What the task asks - Give the entries back exactly, dropping each image.

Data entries

>>>

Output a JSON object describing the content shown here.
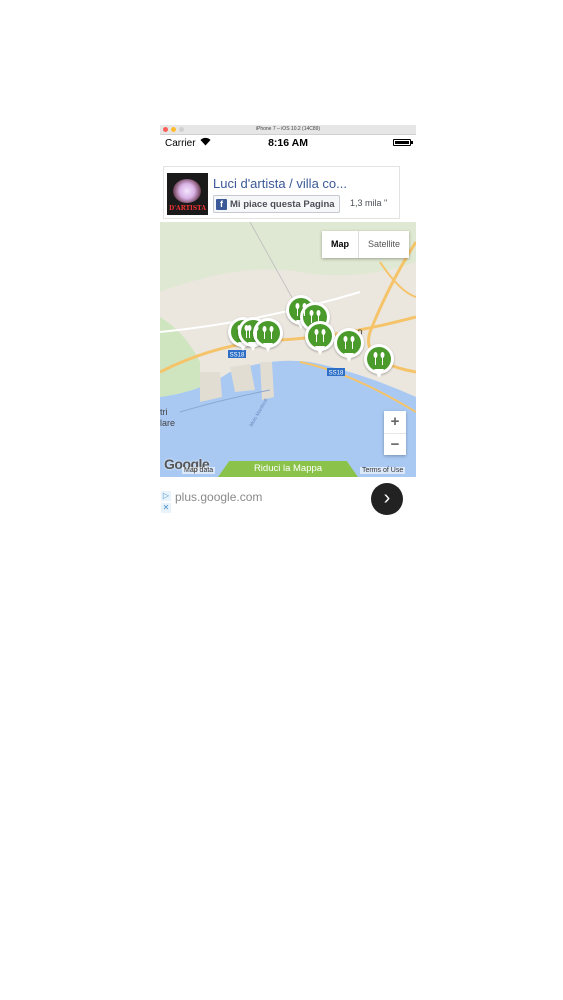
{
  "simulator": {
    "title": "iPhone 7 – iOS 10.2 (14C89)",
    "dots": [
      "#ff5f57",
      "#febc2e",
      "#d0d0d0"
    ]
  },
  "status_bar": {
    "carrier": "Carrier",
    "time": "8:16 AM"
  },
  "facebook_widget": {
    "page_name": "Luci d'artista / villa co...",
    "thumbnail_text": "D'ARTISTA",
    "like_button": "Mi piace questa Pagina",
    "like_count": "1,3 mila \""
  },
  "map": {
    "type_options": [
      "Map",
      "Satellite"
    ],
    "selected_type": "Map",
    "zoom_in": "+",
    "zoom_out": "−",
    "logo": "Google",
    "map_data": "Map data",
    "terms": "Terms of Use",
    "reduce_button": "Riduci la Mappa",
    "labels": {
      "road_1": "SS18",
      "road_2": "SS18",
      "partial_left_1": "tri",
      "partial_left_2": "lare",
      "partial_city": "co",
      "harbor": "Molo Manfredi"
    },
    "marker_count": 8,
    "colors": {
      "marker": "#4a9a2c",
      "sea": "#a9c9f2",
      "land": "#ebe7df",
      "road": "#f5c46a"
    }
  },
  "ad": {
    "url": "plus.google.com",
    "go_button": "›"
  }
}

<<<

Final result -
Output a JSON object describing the content shown here.
{
  "simulator": {
    "title": "iPhone 7 – iOS 10.2 (14C89)",
    "dots": [
      "#ff5f57",
      "#febc2e",
      "#d0d0d0"
    ]
  },
  "status_bar": {
    "carrier": "Carrier",
    "time": "8:16 AM"
  },
  "facebook_widget": {
    "page_name": "Luci d'artista / villa co...",
    "thumbnail_text": "D'ARTISTA",
    "like_button": "Mi piace questa Pagina",
    "like_count": "1,3 mila \""
  },
  "map": {
    "type_options": [
      "Map",
      "Satellite"
    ],
    "selected_type": "Map",
    "zoom_in": "+",
    "zoom_out": "−",
    "logo": "Google",
    "map_data": "Map data",
    "terms": "Terms of Use",
    "reduce_button": "Riduci la Mappa",
    "labels": {
      "road_1": "SS18",
      "road_2": "SS18",
      "partial_left_1": "tri",
      "partial_left_2": "lare",
      "partial_city": "co",
      "harbor": "Molo Manfredi"
    },
    "marker_count": 8,
    "colors": {
      "marker": "#4a9a2c",
      "sea": "#a9c9f2",
      "land": "#ebe7df",
      "road": "#f5c46a"
    }
  },
  "ad": {
    "url": "plus.google.com",
    "go_button": "›"
  }
}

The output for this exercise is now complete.